-------- Data entries

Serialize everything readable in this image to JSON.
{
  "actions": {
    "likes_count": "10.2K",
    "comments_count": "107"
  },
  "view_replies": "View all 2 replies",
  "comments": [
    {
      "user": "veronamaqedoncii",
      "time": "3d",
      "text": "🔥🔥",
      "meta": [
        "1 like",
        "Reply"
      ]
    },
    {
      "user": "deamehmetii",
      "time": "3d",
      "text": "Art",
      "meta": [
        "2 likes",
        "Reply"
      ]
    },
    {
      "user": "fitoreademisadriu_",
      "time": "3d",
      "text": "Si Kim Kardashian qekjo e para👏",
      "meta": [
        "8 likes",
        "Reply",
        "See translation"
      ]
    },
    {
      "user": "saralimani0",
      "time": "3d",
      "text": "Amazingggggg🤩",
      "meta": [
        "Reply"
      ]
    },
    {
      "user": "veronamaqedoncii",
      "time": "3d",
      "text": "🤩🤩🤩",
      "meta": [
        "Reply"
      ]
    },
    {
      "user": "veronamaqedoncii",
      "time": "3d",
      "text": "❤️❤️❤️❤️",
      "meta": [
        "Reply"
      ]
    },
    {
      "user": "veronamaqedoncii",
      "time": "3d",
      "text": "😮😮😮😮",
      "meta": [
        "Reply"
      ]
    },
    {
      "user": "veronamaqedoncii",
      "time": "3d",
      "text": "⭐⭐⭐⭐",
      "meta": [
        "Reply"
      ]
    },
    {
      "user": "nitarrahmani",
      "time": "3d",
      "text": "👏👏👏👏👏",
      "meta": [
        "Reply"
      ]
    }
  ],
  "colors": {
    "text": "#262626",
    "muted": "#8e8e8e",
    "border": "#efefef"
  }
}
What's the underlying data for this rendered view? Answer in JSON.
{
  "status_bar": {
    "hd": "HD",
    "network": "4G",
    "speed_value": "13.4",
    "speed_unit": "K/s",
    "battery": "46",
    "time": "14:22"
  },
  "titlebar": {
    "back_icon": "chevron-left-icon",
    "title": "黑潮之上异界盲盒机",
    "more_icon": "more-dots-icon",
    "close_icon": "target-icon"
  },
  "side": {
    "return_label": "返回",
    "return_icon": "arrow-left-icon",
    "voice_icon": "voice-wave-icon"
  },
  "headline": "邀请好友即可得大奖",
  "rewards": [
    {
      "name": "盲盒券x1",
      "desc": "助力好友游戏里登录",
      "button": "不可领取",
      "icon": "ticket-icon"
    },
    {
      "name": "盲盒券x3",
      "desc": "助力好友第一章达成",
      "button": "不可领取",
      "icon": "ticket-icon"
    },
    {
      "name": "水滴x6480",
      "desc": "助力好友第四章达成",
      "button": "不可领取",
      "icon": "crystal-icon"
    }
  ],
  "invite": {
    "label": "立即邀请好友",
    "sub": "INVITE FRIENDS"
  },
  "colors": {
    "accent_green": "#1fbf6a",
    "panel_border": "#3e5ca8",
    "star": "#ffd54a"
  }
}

----------------

Task statement →
Give the listing again, word for word.

Result for this task →
Serialize everything readable in this image to JSON.
{
  "actions": {
    "likes_count": "10.2K",
    "comments_count": "107"
  },
  "view_replies": "View all 2 replies",
  "comments": [
    {
      "user": "veronamaqedoncii",
      "time": "3d",
      "text": "🔥🔥",
      "meta": [
        "1 like",
        "Reply"
      ]
    },
    {
      "user": "deamehmetii",
      "time": "3d",
      "text": "Art",
      "meta": [
        "2 likes",
        "Reply"
      ]
    },
    {
      "user": "fitoreademisadriu_",
      "time": "3d",
      "text": "Si Kim Kardashian qekjo e para👏",
      "meta": [
        "8 likes",
        "Reply",
        "See translation"
      ]
    },
    {
      "user": "saralimani0",
      "time": "3d",
      "text": "Amazingggggg🤩",
      "meta": [
        "Reply"
      ]
    },
    {
      "user": "veronamaqedoncii",
      "time": "3d",
      "text": "🤩🤩🤩",
      "meta": [
        "Reply"
      ]
    },
    {
      "user": "veronamaqedoncii",
      "time": "3d",
      "text": "❤️❤️❤️❤️",
      "meta": [
        "Reply"
      ]
    },
    {
      "user": "veronamaqedoncii",
      "time": "3d",
      "text": "😮😮😮😮",
      "meta": [
        "Reply"
      ]
    },
    {
      "user": "veronamaqedoncii",
      "time": "3d",
      "text": "⭐⭐⭐⭐",
      "meta": [
        "Reply"
      ]
    },
    {
      "user": "nitarrahmani",
      "time": "3d",
      "text": "👏👏👏👏👏",
      "meta": [
        "Reply"
      ]
    }
  ],
  "colors": {
    "text": "#262626",
    "muted": "#8e8e8e",
    "border": "#efefef"
  }
}
What's the underlying data for this rendered view? Answer in JSON.
{
  "status_bar": {
    "hd": "HD",
    "network": "4G",
    "speed_value": "13.4",
    "speed_unit": "K/s",
    "battery": "46",
    "time": "14:22"
  },
  "titlebar": {
    "back_icon": "chevron-left-icon",
    "title": "黑潮之上异界盲盒机",
    "more_icon": "more-dots-icon",
    "close_icon": "target-icon"
  },
  "side": {
    "return_label": "返回",
    "return_icon": "arrow-left-icon",
    "voice_icon": "voice-wave-icon"
  },
  "headline": "邀请好友即可得大奖",
  "rewards": [
    {
      "name": "盲盒券x1",
      "desc": "助力好友游戏里登录",
      "button": "不可领取",
      "icon": "ticket-icon"
    },
    {
      "name": "盲盒券x3",
      "desc": "助力好友第一章达成",
      "button": "不可领取",
      "icon": "ticket-icon"
    },
    {
      "name": "水滴x6480",
      "desc": "助力好友第四章达成",
      "button": "不可领取",
      "icon": "crystal-icon"
    }
  ],
  "invite": {
    "label": "立即邀请好友",
    "sub": "INVITE FRIENDS"
  },
  "colors": {
    "accent_green": "#1fbf6a",
    "panel_border": "#3e5ca8",
    "star": "#ffd54a"
  }
}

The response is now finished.